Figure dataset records
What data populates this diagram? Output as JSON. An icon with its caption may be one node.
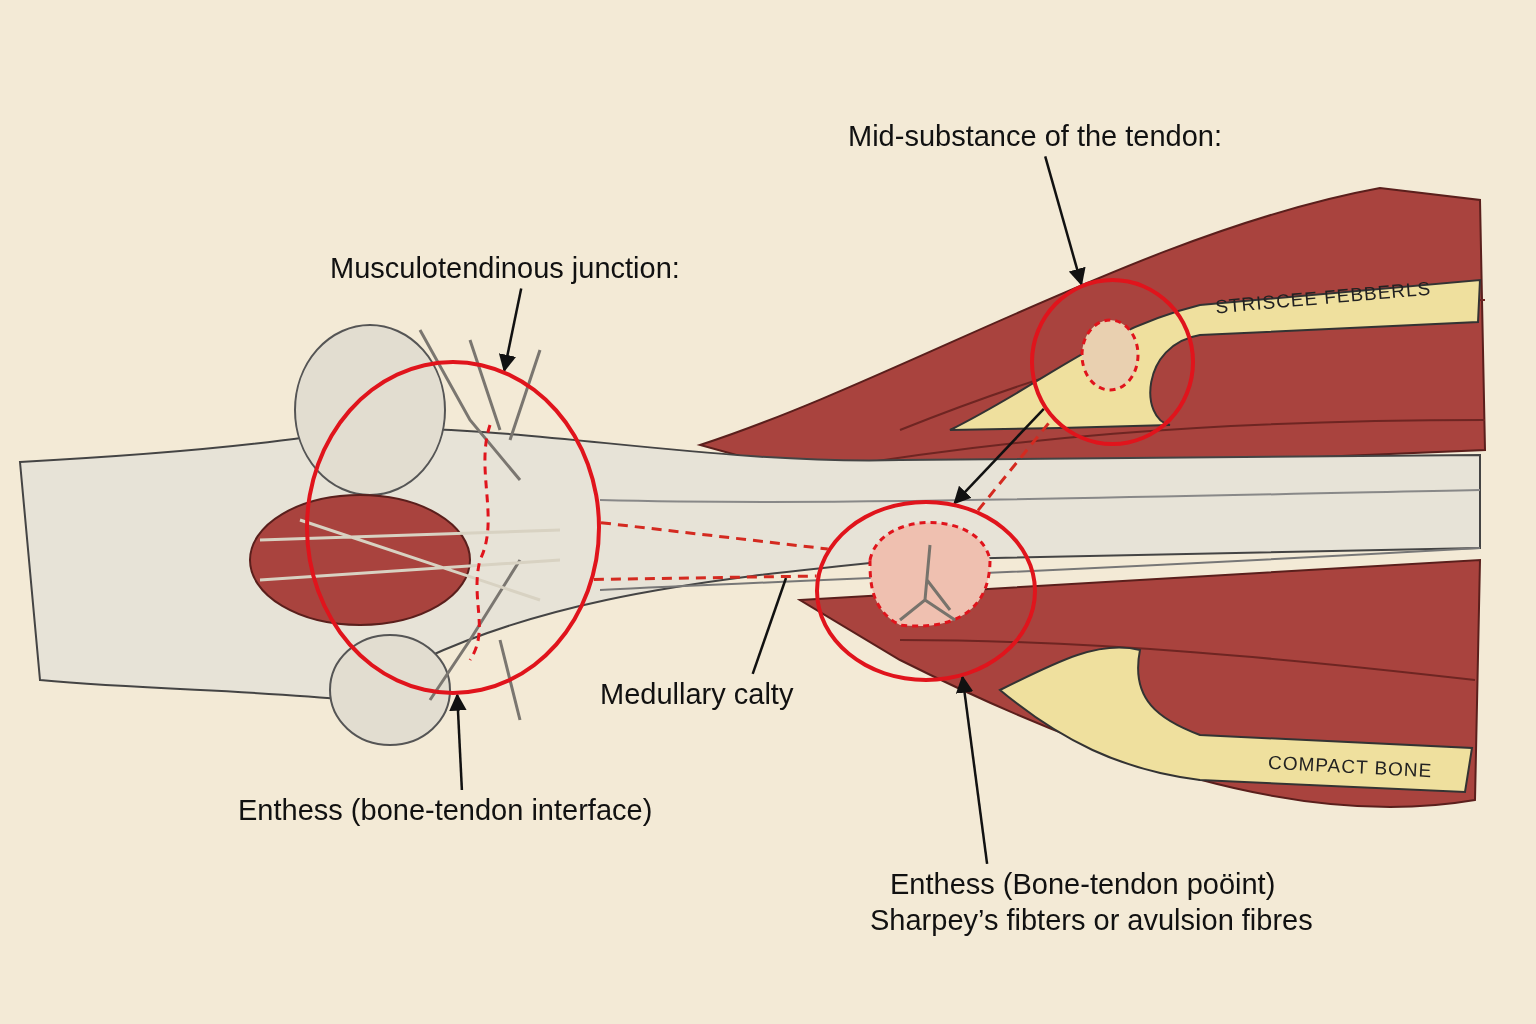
{
  "diagram": {
    "nodes": [
      {
        "text": [
          "Mid-substance of the tendon:"
        ]
      },
      {
        "text": [],
        "shape": "circle"
      },
      {
        "text": [
          "Musculotendinous junction:"
        ]
      },
      {
        "text": [],
        "shape": "circle"
      },
      {
        "text": [
          "Enthess (bone-tendon interface)"
        ]
      },
      {
        "text": [
          "Medullary calty"
        ]
      },
      {
        "text": [],
        "shape": "circle"
      },
      {
        "text": [
          "Enthess (Bone-tendon poöint)",
          "Sharpey’s fibters or avulsion fibres"
        ]
      }
    ],
    "edges": [
      {
        "from": 0,
        "to": 1,
        "arrow": "to"
      },
      {
        "from": 2,
        "to": 3,
        "arrow": "to"
      },
      {
        "from": 4,
        "to": 3,
        "arrow": "to"
      },
      {
        "from": 5,
        "to": null,
        "arrow": "none"
      },
      {
        "from": 7,
        "to": 6,
        "arrow": "to"
      },
      {
        "from": 1,
        "to": 6,
        "arrow": "to"
      },
      {
        "from": 3,
        "to": 6,
        "arrow": "none",
        "style": "dashed",
        "color": "#d42a20"
      },
      {
        "from": 3,
        "to": 6,
        "arrow": "none",
        "style": "dashed",
        "color": "#d42a20"
      },
      {
        "from": 6,
        "to": 1,
        "arrow": "none",
        "style": "dashed",
        "color": "#d42a20"
      }
    ],
    "labels": [
      "STRISCEE FEBBERLS",
      "COMPACT BONE"
    ]
  }
}
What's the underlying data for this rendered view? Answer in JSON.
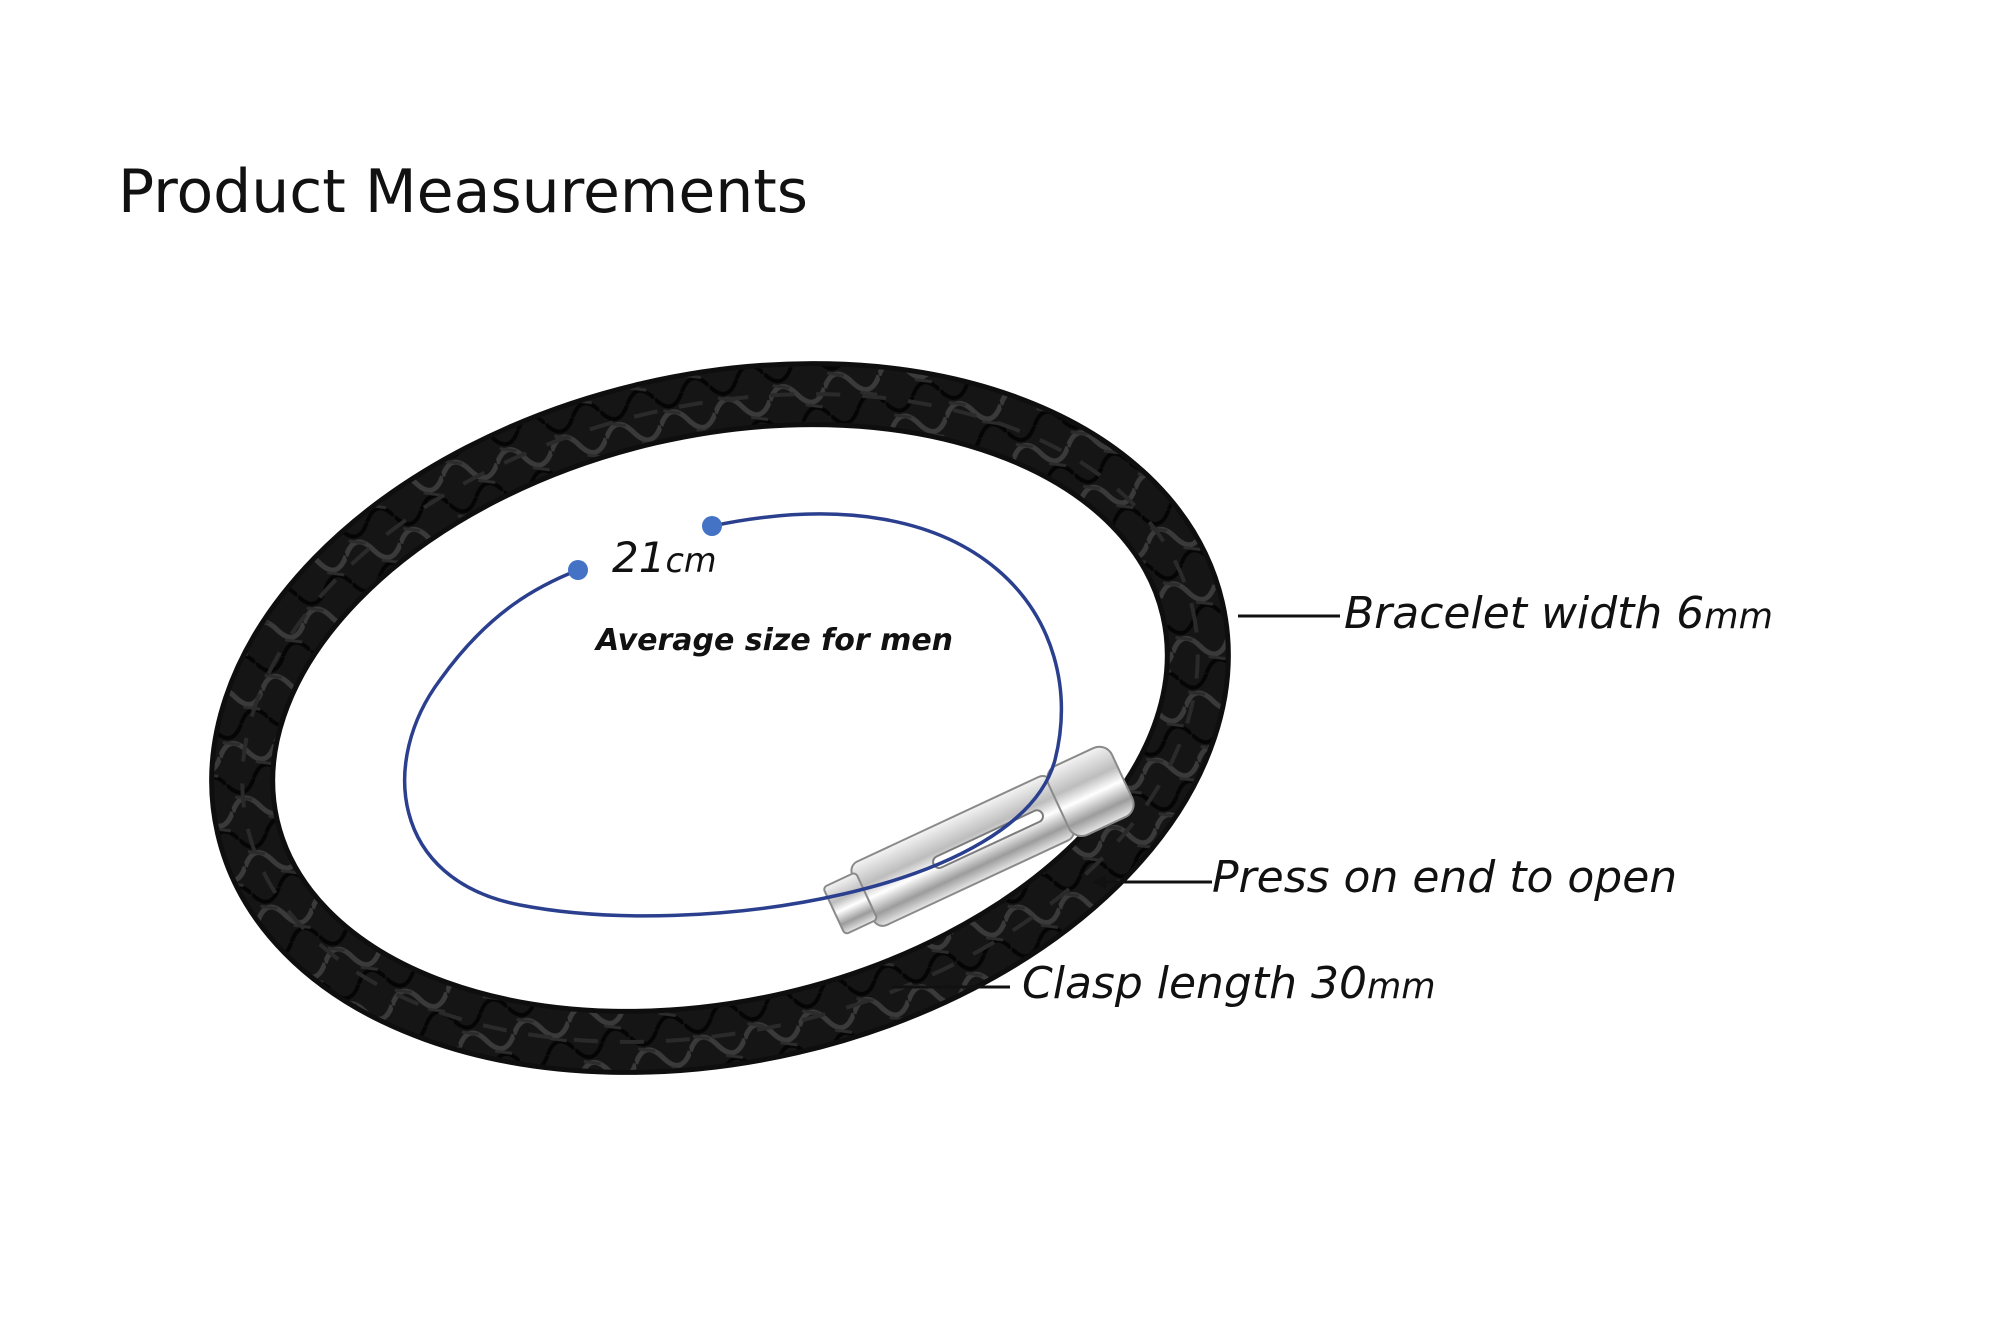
{
  "title": "Product Measurements",
  "circumference": {
    "value": "21",
    "unit": "cm"
  },
  "note": "Average size for men",
  "callouts": {
    "width": {
      "text": "Bracelet width 6",
      "unit": "mm"
    },
    "press": {
      "text": "Press on end to open"
    },
    "clasp": {
      "text": "Clasp length 30",
      "unit": "mm"
    }
  },
  "colors": {
    "measure_line": "#2b3f8f",
    "measure_dot": "#4472c4",
    "leather": "#141414",
    "clasp_steel": "#d9d9d9"
  }
}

> [Exercise objective] Pick out and copy the lines of the entries that hold the string "this".

> [Written answer]
What data populates this diagram? Output as JSON. An icon with its caption may be one node.
What's the underlying data for this rendered view? Answer in JSON.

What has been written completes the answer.